**Task instructions:**
Locate and copy each line in the data that contains the word "mass".

**Data for this task:**
------------

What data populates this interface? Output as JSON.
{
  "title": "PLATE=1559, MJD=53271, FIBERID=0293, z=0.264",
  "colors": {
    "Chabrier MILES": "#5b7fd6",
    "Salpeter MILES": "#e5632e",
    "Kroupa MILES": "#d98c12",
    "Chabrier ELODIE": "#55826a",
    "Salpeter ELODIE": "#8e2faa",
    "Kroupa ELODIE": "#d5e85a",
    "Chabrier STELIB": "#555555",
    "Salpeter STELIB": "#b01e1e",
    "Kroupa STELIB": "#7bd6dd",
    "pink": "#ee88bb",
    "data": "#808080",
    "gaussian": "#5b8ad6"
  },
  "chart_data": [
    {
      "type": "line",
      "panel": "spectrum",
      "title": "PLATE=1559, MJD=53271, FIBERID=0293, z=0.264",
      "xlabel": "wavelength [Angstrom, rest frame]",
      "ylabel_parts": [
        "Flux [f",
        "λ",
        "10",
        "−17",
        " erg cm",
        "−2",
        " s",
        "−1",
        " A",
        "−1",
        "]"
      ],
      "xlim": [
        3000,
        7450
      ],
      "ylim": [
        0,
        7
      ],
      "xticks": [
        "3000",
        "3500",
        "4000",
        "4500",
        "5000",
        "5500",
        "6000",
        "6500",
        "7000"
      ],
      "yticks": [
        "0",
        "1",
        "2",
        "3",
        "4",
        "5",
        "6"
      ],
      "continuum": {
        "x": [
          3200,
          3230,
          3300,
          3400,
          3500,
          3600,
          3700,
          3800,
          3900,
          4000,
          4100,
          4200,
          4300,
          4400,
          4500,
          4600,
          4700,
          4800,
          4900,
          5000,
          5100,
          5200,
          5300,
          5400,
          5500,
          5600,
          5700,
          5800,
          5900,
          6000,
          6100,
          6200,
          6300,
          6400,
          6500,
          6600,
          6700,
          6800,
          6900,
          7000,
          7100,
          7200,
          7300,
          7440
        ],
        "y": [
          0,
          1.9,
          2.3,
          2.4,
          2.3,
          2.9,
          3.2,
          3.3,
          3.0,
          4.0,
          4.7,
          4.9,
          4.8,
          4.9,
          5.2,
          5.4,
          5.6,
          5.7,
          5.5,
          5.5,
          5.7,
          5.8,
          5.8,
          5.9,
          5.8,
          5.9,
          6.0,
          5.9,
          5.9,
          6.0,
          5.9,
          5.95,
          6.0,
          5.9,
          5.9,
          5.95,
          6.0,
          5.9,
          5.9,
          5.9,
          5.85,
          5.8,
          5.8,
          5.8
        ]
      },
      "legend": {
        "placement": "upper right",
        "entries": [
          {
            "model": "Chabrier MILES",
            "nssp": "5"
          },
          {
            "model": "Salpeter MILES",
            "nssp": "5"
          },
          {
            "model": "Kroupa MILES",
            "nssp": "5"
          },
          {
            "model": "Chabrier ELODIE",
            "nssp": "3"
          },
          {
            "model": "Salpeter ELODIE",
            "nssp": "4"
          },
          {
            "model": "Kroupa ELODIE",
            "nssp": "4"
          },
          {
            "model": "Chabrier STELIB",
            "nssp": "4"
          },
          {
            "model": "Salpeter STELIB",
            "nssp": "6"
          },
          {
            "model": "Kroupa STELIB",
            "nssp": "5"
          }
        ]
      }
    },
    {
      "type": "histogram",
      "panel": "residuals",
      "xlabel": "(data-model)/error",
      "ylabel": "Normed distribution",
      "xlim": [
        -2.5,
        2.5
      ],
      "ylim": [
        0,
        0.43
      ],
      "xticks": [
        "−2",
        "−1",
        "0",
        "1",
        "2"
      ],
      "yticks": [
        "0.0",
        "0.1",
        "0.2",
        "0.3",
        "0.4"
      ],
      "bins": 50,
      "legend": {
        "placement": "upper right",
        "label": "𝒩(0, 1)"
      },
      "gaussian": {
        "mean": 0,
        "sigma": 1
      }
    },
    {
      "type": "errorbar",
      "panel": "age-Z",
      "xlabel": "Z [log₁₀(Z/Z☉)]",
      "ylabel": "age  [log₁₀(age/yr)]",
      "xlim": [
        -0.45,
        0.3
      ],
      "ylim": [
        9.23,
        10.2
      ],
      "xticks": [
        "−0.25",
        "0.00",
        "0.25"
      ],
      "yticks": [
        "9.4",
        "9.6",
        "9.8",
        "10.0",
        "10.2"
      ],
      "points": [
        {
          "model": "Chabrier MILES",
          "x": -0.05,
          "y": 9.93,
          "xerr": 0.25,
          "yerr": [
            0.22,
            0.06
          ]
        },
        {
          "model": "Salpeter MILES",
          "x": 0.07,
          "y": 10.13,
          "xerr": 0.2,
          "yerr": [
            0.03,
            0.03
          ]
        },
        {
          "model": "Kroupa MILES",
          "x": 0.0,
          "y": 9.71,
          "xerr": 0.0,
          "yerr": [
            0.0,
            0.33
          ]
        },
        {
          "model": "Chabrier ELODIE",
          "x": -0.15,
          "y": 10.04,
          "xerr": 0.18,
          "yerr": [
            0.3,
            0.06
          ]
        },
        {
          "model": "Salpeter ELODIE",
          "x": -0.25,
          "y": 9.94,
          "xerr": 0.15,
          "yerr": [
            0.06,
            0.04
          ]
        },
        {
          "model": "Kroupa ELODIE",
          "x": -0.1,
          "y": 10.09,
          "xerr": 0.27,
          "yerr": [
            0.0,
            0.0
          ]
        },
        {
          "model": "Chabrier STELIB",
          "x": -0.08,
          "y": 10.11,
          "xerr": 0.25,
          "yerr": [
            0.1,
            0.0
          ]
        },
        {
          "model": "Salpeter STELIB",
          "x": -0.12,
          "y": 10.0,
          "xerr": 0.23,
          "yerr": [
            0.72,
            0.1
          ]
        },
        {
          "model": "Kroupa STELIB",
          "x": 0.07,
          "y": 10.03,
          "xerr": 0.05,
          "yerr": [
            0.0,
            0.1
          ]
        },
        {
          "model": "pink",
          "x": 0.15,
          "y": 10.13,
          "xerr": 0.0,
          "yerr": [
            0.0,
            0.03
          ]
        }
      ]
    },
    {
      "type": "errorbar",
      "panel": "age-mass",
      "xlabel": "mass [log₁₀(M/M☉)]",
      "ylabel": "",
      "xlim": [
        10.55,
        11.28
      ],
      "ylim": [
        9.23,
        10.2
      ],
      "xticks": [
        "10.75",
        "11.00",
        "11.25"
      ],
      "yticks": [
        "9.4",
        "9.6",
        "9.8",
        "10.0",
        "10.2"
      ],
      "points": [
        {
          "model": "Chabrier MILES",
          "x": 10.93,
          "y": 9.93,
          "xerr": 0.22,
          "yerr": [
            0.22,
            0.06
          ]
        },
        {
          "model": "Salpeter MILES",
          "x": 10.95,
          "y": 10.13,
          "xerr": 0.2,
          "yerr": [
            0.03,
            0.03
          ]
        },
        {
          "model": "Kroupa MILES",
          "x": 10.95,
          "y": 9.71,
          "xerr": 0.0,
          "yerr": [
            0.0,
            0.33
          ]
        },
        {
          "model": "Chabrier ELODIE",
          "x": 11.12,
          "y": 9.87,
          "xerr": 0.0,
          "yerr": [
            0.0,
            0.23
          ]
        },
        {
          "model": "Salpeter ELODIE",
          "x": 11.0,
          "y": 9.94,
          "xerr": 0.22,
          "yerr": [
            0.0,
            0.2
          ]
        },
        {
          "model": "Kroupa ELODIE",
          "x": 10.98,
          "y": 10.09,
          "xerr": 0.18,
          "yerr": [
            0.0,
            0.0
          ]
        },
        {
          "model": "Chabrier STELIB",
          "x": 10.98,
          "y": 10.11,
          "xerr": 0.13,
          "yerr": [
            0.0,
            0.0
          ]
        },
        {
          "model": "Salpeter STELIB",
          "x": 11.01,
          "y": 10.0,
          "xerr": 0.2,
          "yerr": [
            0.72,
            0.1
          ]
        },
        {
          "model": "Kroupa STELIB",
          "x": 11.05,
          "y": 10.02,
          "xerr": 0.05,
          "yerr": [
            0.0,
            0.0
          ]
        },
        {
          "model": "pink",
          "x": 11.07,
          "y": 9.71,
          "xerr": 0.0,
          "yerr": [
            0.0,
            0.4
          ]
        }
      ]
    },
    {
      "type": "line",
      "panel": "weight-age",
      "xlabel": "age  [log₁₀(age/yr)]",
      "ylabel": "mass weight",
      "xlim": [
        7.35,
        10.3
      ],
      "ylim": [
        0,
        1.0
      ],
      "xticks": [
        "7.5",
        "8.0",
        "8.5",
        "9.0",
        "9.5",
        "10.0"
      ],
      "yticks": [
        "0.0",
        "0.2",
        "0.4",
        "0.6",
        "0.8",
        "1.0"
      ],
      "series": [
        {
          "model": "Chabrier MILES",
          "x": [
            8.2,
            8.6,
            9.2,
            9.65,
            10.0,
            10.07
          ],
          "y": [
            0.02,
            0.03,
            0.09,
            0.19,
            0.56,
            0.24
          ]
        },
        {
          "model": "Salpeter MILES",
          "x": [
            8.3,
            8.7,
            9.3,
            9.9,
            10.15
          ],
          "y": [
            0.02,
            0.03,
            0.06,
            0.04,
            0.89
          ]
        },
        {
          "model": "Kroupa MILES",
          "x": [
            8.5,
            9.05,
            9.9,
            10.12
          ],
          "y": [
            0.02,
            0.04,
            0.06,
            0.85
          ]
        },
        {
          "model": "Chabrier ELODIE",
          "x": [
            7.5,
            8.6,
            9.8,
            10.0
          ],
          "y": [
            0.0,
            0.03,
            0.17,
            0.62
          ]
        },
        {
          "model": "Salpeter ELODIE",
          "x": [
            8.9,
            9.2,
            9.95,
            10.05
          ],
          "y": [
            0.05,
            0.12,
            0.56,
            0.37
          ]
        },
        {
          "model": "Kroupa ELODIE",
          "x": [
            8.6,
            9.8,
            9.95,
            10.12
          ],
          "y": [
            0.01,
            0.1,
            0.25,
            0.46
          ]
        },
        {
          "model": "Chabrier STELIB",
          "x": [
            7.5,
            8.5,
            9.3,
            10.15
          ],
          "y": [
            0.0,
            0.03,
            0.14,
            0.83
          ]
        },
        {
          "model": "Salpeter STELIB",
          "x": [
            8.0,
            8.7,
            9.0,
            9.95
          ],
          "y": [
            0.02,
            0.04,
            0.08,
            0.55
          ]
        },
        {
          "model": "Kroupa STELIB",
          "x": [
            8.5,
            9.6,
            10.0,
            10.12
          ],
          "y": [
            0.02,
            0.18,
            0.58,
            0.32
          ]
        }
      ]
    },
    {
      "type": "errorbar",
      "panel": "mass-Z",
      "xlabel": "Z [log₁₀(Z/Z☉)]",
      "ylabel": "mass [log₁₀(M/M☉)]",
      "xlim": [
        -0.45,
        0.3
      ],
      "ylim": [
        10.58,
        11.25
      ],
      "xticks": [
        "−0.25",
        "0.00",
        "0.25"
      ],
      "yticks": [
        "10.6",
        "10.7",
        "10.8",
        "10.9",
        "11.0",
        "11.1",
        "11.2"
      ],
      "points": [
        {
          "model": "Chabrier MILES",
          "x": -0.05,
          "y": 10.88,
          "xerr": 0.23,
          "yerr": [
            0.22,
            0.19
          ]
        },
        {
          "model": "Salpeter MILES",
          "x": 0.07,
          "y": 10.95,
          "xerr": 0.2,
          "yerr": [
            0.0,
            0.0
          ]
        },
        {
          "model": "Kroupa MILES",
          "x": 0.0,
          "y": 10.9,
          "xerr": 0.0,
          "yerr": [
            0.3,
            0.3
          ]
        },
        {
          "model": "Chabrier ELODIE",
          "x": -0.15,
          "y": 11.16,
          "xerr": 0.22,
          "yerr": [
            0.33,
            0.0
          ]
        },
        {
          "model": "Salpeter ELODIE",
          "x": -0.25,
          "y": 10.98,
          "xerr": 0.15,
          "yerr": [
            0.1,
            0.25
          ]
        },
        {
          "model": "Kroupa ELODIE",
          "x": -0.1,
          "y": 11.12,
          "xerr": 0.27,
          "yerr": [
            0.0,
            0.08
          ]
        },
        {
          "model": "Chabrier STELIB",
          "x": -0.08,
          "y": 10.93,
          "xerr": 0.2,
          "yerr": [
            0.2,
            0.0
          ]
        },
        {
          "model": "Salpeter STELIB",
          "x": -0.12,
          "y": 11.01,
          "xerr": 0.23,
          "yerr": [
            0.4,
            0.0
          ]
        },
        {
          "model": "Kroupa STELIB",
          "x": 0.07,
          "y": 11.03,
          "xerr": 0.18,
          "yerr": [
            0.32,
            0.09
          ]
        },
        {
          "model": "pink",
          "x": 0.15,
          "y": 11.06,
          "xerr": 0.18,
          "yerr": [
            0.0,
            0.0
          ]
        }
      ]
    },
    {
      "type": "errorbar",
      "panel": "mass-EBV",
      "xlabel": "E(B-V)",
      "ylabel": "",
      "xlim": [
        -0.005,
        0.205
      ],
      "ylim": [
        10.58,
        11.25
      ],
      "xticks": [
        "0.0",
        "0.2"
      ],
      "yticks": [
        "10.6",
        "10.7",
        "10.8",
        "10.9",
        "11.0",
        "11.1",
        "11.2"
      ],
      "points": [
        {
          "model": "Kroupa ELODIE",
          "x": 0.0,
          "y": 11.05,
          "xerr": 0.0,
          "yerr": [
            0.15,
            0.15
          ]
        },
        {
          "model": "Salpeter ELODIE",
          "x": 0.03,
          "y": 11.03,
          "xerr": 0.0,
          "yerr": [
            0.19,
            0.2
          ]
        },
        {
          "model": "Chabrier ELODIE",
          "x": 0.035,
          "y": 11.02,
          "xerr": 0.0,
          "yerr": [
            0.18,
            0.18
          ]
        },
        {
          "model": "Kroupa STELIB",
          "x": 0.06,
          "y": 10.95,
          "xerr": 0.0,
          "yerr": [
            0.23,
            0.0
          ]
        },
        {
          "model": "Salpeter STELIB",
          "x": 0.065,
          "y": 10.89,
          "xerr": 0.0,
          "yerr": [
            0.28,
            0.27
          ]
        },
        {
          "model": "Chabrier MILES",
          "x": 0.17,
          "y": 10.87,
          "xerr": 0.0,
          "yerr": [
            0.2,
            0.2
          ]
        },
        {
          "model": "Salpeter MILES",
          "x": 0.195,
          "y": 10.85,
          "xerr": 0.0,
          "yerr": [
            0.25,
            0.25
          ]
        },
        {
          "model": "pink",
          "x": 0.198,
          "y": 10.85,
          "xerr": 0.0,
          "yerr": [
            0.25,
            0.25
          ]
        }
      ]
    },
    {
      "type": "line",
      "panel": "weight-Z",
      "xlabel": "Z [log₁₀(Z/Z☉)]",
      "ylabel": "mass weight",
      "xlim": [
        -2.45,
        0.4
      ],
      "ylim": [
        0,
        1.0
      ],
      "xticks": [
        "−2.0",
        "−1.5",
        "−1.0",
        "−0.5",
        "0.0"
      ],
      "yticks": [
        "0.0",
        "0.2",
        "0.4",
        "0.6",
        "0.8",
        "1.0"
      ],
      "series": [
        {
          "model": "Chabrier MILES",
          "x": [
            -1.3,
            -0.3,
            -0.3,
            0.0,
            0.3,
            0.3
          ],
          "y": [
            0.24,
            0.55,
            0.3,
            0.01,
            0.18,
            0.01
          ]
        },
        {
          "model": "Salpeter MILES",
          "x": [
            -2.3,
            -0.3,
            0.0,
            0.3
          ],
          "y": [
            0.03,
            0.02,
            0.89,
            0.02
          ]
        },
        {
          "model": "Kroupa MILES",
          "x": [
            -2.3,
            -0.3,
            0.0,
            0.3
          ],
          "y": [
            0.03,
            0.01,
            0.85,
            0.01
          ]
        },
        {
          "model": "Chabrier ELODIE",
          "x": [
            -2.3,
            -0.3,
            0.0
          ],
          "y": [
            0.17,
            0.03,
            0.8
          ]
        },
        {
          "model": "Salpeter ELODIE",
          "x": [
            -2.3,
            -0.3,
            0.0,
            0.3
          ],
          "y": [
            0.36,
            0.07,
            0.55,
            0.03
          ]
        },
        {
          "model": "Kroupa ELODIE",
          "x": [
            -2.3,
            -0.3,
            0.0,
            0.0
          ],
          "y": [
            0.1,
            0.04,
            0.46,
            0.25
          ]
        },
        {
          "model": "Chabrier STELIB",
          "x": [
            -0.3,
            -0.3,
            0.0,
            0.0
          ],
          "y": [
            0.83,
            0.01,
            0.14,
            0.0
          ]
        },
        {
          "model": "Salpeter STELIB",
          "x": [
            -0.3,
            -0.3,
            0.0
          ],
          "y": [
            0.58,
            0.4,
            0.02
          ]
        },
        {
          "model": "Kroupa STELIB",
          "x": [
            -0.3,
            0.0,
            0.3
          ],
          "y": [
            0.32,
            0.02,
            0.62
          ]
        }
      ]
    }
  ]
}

------------

**Result below:**
      "panel": "age-mass",
      "xlabel": "mass [log₁₀(M/M☉)]",
      "ylabel": "mass weight",
      "panel": "mass-Z",
      "ylabel": "mass [log₁₀(M/M☉)]",
      "panel": "mass-EBV",
      "ylabel": "mass weight",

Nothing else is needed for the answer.